#### Given instruction
Within the records that follow, find every line containing the string "event". Copy those lines.

#### Data in this exercise
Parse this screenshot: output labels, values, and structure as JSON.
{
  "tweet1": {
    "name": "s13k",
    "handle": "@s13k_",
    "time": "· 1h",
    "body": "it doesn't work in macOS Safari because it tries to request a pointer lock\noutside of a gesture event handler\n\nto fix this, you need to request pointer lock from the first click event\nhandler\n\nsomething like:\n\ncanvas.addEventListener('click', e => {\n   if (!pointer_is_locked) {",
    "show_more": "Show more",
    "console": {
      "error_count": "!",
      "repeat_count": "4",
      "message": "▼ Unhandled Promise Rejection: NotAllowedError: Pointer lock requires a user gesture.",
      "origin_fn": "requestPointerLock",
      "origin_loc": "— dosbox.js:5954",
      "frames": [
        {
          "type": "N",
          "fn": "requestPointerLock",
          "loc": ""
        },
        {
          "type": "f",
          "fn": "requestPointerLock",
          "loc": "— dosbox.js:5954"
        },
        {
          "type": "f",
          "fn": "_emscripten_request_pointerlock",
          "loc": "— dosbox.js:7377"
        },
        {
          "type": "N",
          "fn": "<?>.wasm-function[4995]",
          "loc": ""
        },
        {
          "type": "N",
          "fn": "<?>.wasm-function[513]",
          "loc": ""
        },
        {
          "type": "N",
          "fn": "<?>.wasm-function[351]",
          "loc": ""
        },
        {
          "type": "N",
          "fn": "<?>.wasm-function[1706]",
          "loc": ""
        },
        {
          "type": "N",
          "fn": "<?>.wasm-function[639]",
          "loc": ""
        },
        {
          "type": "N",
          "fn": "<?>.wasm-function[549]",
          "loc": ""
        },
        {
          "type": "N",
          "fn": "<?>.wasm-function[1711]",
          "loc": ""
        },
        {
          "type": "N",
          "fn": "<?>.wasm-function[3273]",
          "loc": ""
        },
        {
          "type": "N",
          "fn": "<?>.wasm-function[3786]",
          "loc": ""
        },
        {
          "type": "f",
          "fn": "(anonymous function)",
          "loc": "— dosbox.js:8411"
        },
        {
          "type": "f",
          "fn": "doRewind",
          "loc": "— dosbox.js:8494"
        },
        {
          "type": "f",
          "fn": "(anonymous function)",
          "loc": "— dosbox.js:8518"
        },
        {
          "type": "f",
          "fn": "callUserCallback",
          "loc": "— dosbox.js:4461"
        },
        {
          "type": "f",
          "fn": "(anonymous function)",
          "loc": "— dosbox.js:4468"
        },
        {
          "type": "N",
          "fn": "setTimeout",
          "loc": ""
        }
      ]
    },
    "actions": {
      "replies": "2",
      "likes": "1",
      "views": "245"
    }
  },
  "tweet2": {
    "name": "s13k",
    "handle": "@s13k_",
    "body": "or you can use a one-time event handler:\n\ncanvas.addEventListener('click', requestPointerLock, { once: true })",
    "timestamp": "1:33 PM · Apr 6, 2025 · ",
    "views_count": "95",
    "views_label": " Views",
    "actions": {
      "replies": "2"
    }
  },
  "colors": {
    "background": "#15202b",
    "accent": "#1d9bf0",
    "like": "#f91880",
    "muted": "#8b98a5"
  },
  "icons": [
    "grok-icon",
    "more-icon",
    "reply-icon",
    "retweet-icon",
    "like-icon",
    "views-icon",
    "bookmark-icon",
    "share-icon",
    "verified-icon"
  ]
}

#### The output
    "body": "it doesn't work in macOS Safari because it tries to request a pointer lock\noutside of a gesture event handler\n\nto fix this, you need to request pointer lock from the first click event\nhandler\n\nsomething like:\n\ncanvas.addEventListener('click', e => {\n   if (!pointer_is_locked) {",
    "body": "or you can use a one-time event handler:\n\ncanvas.addEventListener('click', requestPointerLock, { once: true })",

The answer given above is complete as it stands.